▶ **EXCERPTED TEXT**
______

Since you're a mortgage broker yourself....isn't this a question you're more equipped to answer? Surely, legal advisors to your lending institution have provided case studis or legal opinions on such maters? if not, ths is a question you can pose to them.
2 votes
Eric Michael…, , San Diego, CA
Tue Jun 7, 2011
Disclaimer: Given that I am not an attorney, I can't answer this question in any type of definitive form. The information below is for entertainment purposes only and should not be relied upon for its accuracy or its relevance to your situation.

Having said that, In California, I believe a lender can proceed with what is called a "judicial foreclosure," which allows a lender to recoup their loses by suing a home owner for the amount the lender claims they lost.

In my untrained opinion, one method to protect yourself against this process, is to obtain an appraisal of your home at the time of foreclosure. If possible, obtain three appraisals from real estate agents or from a certified home appraiser, so that you have a clear picture of what your home is worth. Make sure all appraisals are in writing.

In theory, a bank can only go after you for what they lost. Meaning, in other words, if your home has a value of $400k and you owed $420k (you'd be $20k underwater), but the bank decides to sell it for $300k, that's not your problem.

They (the lender/bank) CAN go after you for the lost $20k, but NOT FOR THE FULL $420k you owe. Again, to clarify, they can't take your home and then sue you for the full amount of your loan. Your home is still worth something at the time of foreclosure, and just because the bank decides to sell it for $300k, does not mean it is not worth $400k. Though this applies to purchase monies loans only (money lent for the purchase of your home, and sometimes for home improvements such as swimming pools, etc).

I do not believe this applies to second mortgages where you took cash out (sometimes referred to as an equity loan). If you took cash out to make home improvements, than you may be protected. If you took cash out to send your kids to college, you may owe that money to the bank, but again, that is my opinion only. It's just as likely my opinion is incorrect.

In regard to a short-sale, again, I am not an attorney, and this is not legal advice, but sometimes banks will go after a lender for money owed, especially if a borrower took out a second mortgage that was not related to purchase monies.

I don't believe the above is at all unique to your situation. Sometimes banks won't go after a home owner, period. Sometimes they will. It all depends and it's impossible to predict.

______

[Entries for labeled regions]

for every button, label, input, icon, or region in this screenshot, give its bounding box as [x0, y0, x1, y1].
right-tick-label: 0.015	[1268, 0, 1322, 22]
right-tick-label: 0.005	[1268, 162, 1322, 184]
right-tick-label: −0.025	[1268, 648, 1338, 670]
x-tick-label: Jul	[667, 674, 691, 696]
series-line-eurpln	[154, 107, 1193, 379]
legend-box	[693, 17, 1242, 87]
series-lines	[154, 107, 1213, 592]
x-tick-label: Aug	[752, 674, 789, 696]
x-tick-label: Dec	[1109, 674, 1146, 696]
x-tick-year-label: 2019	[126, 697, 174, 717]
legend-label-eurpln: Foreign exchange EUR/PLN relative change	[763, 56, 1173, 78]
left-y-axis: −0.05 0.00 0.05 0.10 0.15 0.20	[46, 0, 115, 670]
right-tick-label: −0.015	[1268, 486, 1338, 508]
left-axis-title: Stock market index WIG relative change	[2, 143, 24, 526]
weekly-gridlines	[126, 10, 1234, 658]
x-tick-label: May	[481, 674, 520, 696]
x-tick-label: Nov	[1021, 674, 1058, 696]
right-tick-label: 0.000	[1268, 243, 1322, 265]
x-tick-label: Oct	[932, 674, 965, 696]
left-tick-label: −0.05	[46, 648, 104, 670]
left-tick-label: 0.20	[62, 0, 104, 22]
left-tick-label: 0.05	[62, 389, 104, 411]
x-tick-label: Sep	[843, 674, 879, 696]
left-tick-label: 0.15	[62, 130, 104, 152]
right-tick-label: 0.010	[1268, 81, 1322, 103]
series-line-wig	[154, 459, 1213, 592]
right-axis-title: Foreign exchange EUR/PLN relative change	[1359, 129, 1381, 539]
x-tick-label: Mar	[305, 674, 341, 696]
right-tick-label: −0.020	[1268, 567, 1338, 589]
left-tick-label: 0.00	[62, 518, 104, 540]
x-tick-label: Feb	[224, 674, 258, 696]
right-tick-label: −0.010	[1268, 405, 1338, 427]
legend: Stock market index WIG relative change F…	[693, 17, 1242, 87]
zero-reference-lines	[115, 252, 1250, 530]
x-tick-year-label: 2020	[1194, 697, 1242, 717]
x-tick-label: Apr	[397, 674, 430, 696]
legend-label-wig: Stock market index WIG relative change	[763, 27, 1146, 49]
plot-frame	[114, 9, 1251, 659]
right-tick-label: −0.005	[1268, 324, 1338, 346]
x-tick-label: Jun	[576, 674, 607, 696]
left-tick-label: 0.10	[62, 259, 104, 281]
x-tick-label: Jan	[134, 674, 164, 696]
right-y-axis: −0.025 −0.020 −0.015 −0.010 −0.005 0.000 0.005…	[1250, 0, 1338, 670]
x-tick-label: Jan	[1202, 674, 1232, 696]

______

▶ **YOUR TASKS**
a) From the foreclosure post, reproduce word for word the passage that begins at the words "I do not believe" and stops after "to purchase monies.".
b) Translate this sentence from the foreclosure post into Spanish: "If possible, obtain three appraisals from real estate agents or from a certified home appraiser, so that you have a clear picture of what your home is worth."

▶ **SOLUTIONS BELOW**
a)
I do not believe this applies to second mortgages where you took cash out (sometimes referred to as an equity loan). If you took cash out to make home improvements, than you may be protected. If you took cash out to send your kids to college, you may owe that money to the bank, but again, that is my opinion only. It's just as likely my opinion is incorrect.

In regard to a short-sale, again, I am not an attorney, and this is not legal advice, but sometimes banks will go after a lender for money owed, especially if a borrower took out a second mortgage that was not related to purchase monies.

b) Si es posible, obtenga tres tasaciones de agentes inmobiliarios o de un tasador de viviendas certificado, para que tenga una idea clara de cuánto vale su casa.